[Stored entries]
=====

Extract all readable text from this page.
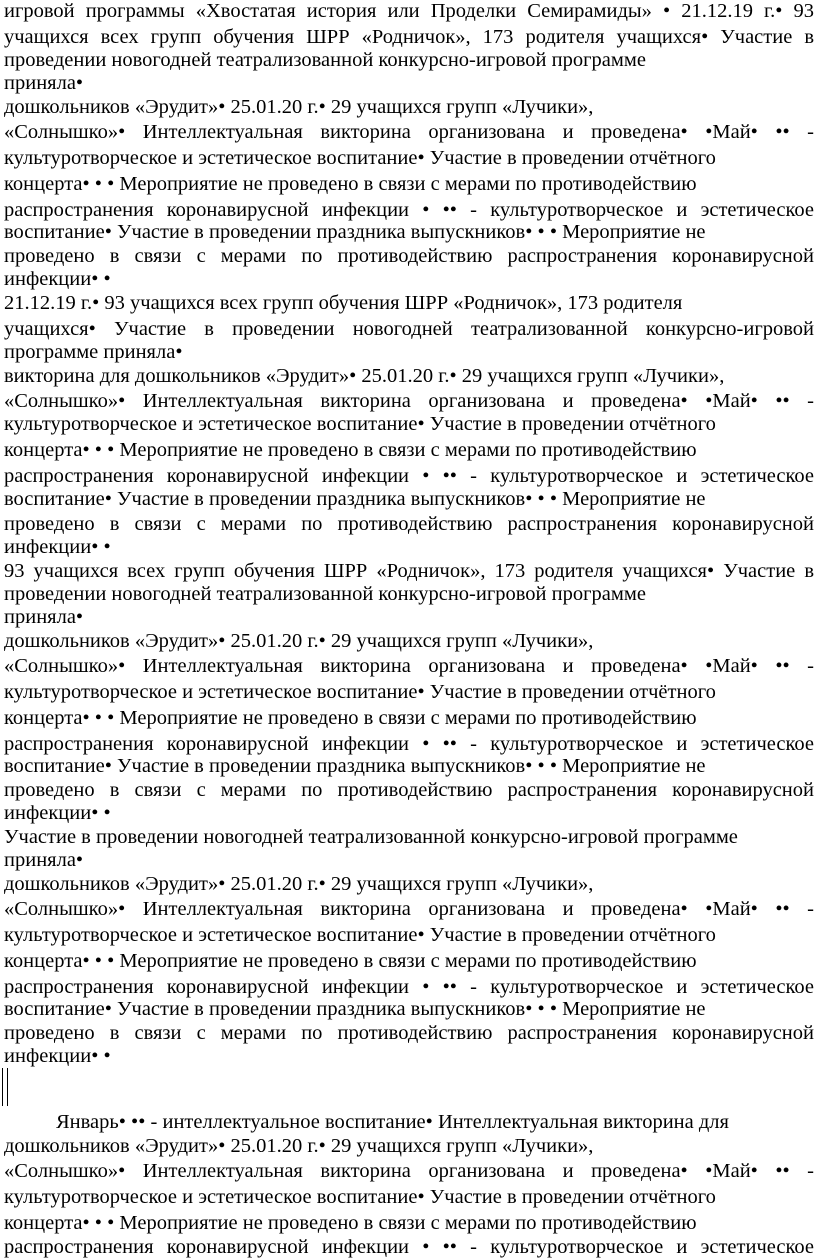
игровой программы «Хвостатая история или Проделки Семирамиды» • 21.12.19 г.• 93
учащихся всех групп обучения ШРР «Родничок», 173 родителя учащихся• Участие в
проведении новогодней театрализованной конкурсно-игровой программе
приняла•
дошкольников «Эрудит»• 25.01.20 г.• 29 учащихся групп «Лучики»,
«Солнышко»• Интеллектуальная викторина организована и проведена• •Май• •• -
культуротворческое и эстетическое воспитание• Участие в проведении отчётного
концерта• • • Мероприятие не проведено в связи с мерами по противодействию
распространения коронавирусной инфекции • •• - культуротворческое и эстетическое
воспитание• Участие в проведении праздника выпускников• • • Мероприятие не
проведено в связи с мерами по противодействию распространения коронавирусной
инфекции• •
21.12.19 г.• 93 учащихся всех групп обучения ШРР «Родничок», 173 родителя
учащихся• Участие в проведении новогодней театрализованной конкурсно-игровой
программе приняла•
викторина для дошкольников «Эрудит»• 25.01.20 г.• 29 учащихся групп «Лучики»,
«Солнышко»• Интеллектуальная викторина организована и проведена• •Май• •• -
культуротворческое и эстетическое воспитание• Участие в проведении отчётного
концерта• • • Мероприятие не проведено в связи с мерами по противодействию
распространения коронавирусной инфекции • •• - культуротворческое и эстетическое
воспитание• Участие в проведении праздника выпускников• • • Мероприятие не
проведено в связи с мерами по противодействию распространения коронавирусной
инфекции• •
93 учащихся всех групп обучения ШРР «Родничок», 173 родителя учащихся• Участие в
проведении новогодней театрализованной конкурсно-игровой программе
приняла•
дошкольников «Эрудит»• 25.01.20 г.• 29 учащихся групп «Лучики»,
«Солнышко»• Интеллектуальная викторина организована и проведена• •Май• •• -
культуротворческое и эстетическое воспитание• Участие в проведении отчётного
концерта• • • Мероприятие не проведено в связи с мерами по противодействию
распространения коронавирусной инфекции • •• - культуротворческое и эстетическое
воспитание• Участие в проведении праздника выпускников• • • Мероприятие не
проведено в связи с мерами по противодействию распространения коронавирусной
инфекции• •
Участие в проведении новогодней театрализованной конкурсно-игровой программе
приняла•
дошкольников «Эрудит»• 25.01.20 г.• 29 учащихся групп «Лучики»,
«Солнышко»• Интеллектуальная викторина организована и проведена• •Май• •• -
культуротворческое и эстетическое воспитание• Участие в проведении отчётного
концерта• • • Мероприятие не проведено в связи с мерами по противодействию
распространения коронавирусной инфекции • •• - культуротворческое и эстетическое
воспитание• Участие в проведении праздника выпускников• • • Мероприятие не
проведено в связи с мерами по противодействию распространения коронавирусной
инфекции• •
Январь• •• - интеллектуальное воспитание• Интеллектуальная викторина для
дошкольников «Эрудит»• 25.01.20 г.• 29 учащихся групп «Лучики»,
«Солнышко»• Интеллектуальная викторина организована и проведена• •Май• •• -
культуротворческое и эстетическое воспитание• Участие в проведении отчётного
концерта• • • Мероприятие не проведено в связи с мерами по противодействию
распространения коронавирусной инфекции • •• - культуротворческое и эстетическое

=====

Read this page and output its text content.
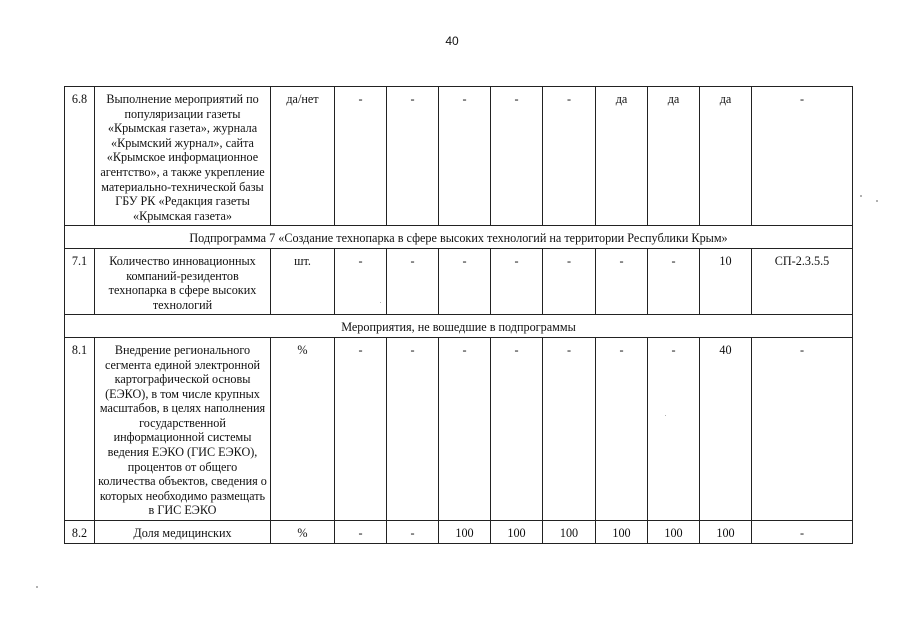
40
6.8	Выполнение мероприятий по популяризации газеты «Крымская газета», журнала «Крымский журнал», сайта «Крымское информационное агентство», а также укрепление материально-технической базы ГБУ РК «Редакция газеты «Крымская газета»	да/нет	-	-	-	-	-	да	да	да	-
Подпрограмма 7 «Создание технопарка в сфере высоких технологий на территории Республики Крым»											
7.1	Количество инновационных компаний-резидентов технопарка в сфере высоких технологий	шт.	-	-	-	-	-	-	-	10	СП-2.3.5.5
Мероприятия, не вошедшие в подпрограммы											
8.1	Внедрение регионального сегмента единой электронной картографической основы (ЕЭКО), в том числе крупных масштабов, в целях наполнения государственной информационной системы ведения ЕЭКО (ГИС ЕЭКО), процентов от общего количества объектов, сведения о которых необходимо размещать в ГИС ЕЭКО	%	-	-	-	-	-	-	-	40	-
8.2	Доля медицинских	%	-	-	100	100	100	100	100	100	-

=====

[EXERCISE AIM] Copy all the lines above that hold the string "театрализованной".

[EXERCISE RESULT]
проведении новогодней театрализованной конкурсно-игровой программе
учащихся• Участие в проведении новогодней театрализованной конкурсно-игровой
проведении новогодней театрализованной конкурсно-игровой программе
Участие в проведении новогодней театрализованной конкурсно-игровой программе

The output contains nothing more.